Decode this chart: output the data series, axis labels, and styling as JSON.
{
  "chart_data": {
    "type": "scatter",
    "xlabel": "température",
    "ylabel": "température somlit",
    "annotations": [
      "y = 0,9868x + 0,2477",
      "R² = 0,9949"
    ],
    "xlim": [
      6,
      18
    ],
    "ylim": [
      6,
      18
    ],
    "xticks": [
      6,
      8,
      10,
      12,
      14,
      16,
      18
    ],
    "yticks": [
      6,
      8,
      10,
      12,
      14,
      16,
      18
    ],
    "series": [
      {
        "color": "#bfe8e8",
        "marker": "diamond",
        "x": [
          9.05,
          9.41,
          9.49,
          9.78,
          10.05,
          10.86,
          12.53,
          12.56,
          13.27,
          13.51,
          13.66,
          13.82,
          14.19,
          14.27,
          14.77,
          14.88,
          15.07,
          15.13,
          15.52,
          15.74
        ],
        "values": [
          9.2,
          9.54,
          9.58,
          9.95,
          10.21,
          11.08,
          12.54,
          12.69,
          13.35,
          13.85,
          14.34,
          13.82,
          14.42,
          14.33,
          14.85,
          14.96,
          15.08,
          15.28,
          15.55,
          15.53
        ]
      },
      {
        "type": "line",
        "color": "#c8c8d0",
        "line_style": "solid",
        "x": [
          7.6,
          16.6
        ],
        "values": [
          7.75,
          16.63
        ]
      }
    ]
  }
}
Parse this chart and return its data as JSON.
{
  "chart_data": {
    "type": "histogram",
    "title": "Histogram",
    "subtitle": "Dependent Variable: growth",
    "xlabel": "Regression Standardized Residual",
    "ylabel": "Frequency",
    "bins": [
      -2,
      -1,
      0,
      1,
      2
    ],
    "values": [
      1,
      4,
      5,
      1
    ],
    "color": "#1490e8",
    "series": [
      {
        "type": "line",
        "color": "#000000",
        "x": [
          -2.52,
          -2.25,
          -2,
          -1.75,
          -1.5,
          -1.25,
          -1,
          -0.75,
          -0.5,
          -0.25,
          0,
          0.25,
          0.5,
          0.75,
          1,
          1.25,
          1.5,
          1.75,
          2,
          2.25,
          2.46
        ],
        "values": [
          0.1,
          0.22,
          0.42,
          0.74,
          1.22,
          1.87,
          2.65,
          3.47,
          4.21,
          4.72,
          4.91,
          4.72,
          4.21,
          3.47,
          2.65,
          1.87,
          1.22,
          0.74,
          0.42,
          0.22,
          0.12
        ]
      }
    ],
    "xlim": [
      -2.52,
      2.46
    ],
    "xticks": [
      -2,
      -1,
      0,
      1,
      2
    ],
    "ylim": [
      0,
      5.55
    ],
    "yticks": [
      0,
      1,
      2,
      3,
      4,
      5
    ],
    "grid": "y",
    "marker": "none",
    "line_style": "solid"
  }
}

• Instruction
Within the listing above, work out how many lines contain the string "xlabel", and reply with that number only.

• Task response
2